Each record must be retyped in full. No character may differ.

((

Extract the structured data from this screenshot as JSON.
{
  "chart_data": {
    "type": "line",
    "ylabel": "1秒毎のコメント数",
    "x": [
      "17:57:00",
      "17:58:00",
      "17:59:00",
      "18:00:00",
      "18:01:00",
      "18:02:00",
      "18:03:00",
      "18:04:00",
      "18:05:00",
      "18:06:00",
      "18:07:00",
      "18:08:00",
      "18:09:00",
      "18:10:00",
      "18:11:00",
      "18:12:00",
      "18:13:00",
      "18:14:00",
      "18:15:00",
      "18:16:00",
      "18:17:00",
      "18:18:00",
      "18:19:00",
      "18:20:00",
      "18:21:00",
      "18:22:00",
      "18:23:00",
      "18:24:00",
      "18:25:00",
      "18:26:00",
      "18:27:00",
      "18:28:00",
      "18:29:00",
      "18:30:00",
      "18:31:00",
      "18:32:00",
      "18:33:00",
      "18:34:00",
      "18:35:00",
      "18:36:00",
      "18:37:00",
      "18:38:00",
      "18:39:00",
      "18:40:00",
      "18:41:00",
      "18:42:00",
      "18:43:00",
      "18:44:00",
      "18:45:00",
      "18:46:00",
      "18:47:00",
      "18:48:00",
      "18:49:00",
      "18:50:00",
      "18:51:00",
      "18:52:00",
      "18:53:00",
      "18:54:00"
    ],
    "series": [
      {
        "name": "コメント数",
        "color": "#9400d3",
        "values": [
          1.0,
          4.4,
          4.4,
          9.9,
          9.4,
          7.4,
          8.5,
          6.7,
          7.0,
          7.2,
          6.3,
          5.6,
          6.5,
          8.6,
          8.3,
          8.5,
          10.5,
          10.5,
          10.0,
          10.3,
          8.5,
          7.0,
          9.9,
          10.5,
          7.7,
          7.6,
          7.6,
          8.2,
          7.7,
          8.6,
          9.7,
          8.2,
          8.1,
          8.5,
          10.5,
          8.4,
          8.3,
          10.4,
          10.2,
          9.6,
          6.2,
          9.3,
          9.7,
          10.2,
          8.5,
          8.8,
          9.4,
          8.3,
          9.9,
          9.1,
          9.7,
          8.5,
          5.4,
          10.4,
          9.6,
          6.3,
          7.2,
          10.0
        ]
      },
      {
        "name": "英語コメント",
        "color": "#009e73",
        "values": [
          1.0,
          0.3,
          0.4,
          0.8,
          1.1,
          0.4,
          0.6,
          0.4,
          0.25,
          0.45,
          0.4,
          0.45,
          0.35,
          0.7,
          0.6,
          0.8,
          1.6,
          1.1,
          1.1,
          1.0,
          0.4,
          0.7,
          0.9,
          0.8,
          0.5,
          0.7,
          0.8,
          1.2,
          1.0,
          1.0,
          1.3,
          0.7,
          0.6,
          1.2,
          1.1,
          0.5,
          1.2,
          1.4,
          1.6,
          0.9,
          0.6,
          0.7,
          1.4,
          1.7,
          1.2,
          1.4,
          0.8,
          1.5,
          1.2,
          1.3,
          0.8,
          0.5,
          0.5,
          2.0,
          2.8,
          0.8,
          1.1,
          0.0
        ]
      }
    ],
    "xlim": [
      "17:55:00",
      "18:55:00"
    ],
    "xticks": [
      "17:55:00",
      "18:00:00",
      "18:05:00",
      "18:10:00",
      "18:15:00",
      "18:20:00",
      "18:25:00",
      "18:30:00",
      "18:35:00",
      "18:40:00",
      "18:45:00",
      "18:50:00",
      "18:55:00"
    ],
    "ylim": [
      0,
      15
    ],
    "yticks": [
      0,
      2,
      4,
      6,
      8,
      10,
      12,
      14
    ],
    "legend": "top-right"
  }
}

))

**Solution for this exercise**
Extract the structured data from this screenshot as JSON.
{
  "chart_data": {
    "type": "line",
    "ylabel": "1秒毎のコメント数",
    "x": [
      "17:57:00",
      "17:58:00",
      "17:59:00",
      "18:00:00",
      "18:01:00",
      "18:02:00",
      "18:03:00",
      "18:04:00",
      "18:05:00",
      "18:06:00",
      "18:07:00",
      "18:08:00",
      "18:09:00",
      "18:10:00",
      "18:11:00",
      "18:12:00",
      "18:13:00",
      "18:14:00",
      "18:15:00",
      "18:16:00",
      "18:17:00",
      "18:18:00",
      "18:19:00",
      "18:20:00",
      "18:21:00",
      "18:22:00",
      "18:23:00",
      "18:24:00",
      "18:25:00",
      "18:26:00",
      "18:27:00",
      "18:28:00",
      "18:29:00",
      "18:30:00",
      "18:31:00",
      "18:32:00",
      "18:33:00",
      "18:34:00",
      "18:35:00",
      "18:36:00",
      "18:37:00",
      "18:38:00",
      "18:39:00",
      "18:40:00",
      "18:41:00",
      "18:42:00",
      "18:43:00",
      "18:44:00",
      "18:45:00",
      "18:46:00",
      "18:47:00",
      "18:48:00",
      "18:49:00",
      "18:50:00",
      "18:51:00",
      "18:52:00",
      "18:53:00",
      "18:54:00"
    ],
    "series": [
      {
        "name": "コメント数",
        "color": "#9400d3",
        "values": [
          1.0,
          4.4,
          4.4,
          9.9,
          9.4,
          7.4,
          8.5,
          6.7,
          7.0,
          7.2,
          6.3,
          5.6,
          6.5,
          8.6,
          8.3,
          8.5,
          10.5,
          10.5,
          10.0,
          10.3,
          8.5,
          7.0,
          9.9,
          10.5,
          7.7,
          7.6,
          7.6,
          8.2,
          7.7,
          8.6,
          9.7,
          8.2,
          8.1,
          8.5,
          10.5,
          8.4,
          8.3,
          10.4,
          10.2,
          9.6,
          6.2,
          9.3,
          9.7,
          10.2,
          8.5,
          8.8,
          9.4,
          8.3,
          9.9,
          9.1,
          9.7,
          8.5,
          5.4,
          10.4,
          9.6,
          6.3,
          7.2,
          10.0
        ]
      },
      {
        "name": "英語コメント",
        "color": "#009e73",
        "values": [
          1.0,
          0.3,
          0.4,
          0.8,
          1.1,
          0.4,
          0.6,
          0.4,
          0.25,
          0.45,
          0.4,
          0.45,
          0.35,
          0.7,
          0.6,
          0.8,
          1.6,
          1.1,
          1.1,
          1.0,
          0.4,
          0.7,
          0.9,
          0.8,
          0.5,
          0.7,
          0.8,
          1.2,
          1.0,
          1.0,
          1.3,
          0.7,
          0.6,
          1.2,
          1.1,
          0.5,
          1.2,
          1.4,
          1.6,
          0.9,
          0.6,
          0.7,
          1.4,
          1.7,
          1.2,
          1.4,
          0.8,
          1.5,
          1.2,
          1.3,
          0.8,
          0.5,
          0.5,
          2.0,
          2.8,
          0.8,
          1.1,
          0.0
        ]
      }
    ],
    "xlim": [
      "17:55:00",
      "18:55:00"
    ],
    "xticks": [
      "17:55:00",
      "18:00:00",
      "18:05:00",
      "18:10:00",
      "18:15:00",
      "18:20:00",
      "18:25:00",
      "18:30:00",
      "18:35:00",
      "18:40:00",
      "18:45:00",
      "18:50:00",
      "18:55:00"
    ],
    "ylim": [
      0,
      15
    ],
    "yticks": [
      0,
      2,
      4,
      6,
      8,
      10,
      12,
      14
    ],
    "legend": "top-right"
  }
}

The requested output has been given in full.